● Figure dataset records

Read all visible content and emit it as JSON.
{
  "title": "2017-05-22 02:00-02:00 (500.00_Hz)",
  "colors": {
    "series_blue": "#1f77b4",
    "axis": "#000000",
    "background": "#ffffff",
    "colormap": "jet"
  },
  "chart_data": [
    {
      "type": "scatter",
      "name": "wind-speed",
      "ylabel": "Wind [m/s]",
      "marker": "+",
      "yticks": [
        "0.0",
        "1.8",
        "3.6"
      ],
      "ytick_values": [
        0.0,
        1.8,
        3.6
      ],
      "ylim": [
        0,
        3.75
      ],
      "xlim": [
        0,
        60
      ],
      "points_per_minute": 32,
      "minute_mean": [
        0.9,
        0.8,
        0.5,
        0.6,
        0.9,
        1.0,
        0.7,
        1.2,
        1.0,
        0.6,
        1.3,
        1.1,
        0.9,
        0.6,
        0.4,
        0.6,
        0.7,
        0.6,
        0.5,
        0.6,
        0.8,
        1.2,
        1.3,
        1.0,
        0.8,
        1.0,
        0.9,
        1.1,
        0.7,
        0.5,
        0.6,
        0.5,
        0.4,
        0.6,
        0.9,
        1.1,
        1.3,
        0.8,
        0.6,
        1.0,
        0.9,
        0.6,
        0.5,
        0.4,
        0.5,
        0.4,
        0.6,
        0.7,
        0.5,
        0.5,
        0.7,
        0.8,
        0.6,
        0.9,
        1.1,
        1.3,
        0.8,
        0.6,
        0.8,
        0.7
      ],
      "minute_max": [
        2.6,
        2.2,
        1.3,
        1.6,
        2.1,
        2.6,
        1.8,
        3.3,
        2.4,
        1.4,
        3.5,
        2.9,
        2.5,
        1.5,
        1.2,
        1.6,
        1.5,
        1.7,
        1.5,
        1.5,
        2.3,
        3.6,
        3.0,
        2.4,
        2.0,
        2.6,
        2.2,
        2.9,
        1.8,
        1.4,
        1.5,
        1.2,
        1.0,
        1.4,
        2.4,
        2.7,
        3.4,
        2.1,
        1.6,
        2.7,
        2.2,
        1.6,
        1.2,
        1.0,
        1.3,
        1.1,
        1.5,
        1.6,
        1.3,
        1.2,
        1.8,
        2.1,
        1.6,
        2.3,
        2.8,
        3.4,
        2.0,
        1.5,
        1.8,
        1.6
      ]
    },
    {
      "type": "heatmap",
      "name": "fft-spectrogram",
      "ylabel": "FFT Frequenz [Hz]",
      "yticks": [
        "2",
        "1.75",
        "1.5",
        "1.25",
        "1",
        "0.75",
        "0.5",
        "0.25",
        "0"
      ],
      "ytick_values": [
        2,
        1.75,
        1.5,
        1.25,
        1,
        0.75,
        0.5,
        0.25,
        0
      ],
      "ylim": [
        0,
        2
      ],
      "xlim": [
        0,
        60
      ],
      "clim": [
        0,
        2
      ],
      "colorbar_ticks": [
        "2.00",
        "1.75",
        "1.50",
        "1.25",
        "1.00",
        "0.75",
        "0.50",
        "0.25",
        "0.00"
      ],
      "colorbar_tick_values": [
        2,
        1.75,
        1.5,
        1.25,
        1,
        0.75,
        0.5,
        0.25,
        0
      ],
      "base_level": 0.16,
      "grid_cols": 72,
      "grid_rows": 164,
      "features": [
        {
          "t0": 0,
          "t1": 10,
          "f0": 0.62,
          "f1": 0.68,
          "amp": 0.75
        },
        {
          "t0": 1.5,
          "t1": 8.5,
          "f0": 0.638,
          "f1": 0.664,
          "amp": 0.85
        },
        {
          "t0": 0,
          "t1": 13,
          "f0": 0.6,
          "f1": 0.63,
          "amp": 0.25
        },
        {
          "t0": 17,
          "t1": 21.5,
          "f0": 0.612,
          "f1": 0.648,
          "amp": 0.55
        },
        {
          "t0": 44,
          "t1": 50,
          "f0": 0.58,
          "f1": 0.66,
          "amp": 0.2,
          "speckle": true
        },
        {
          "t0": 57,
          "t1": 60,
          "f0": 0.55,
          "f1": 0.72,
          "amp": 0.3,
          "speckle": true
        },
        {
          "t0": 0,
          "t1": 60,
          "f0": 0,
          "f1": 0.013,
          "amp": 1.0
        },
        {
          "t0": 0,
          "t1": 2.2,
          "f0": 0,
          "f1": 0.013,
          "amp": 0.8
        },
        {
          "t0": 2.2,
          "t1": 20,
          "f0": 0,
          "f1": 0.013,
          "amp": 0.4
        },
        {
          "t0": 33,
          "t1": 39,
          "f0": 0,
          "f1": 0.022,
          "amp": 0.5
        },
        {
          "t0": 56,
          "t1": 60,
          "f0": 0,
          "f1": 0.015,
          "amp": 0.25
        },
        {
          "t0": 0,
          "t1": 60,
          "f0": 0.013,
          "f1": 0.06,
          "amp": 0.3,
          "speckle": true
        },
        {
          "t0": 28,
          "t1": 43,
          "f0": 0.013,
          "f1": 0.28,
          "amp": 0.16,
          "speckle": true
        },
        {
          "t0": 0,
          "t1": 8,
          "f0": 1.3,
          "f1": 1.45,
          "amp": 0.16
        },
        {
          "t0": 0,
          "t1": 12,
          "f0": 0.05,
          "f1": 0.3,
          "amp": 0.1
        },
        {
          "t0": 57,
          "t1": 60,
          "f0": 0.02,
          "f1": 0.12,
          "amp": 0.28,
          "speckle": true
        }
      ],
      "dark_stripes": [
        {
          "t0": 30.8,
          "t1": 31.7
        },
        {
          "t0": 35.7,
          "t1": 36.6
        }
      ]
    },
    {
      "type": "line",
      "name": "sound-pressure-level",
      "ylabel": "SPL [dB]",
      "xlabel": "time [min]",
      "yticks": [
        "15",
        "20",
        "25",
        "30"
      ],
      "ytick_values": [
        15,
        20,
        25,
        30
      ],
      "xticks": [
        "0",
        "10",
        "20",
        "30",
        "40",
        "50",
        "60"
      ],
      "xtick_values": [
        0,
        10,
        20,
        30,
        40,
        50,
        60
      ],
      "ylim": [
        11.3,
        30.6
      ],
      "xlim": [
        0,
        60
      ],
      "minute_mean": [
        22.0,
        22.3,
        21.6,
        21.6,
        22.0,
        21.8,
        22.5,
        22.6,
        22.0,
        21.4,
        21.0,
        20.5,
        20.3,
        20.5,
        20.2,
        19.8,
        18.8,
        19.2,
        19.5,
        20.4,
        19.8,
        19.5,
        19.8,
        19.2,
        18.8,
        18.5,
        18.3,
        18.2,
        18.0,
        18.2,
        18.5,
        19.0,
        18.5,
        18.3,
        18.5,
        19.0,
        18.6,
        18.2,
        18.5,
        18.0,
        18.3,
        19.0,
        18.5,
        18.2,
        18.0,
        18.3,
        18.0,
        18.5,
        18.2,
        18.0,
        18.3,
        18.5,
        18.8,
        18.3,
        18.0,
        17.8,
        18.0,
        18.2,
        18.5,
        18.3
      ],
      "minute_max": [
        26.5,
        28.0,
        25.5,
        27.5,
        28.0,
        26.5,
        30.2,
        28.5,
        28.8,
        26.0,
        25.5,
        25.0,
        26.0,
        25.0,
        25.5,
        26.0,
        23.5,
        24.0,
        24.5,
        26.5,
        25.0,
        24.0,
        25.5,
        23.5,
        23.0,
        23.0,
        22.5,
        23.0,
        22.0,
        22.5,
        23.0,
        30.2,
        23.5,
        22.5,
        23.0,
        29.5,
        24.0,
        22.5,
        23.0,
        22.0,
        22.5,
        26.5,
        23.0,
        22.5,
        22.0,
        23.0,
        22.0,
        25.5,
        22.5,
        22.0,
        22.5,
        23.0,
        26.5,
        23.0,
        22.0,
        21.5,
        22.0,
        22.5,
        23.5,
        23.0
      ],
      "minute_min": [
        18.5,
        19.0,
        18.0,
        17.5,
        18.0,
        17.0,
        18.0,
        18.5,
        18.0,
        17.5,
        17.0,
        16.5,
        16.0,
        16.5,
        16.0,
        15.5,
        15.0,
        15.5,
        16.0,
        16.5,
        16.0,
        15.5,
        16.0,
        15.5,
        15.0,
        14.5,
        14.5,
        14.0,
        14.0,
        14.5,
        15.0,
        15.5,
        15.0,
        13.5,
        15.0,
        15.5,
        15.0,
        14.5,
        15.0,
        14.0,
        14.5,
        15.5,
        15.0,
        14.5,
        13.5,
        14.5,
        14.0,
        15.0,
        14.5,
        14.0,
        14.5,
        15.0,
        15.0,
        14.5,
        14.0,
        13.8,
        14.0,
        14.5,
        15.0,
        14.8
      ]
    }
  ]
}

● DIRECTION
Review the material and copy each line in which the word "ylabel" appears.

● OUTPUT
      "ylabel": "Wind [m/s]",
      "ylabel": "FFT Frequenz [Hz]",
      "ylabel": "SPL [dB]",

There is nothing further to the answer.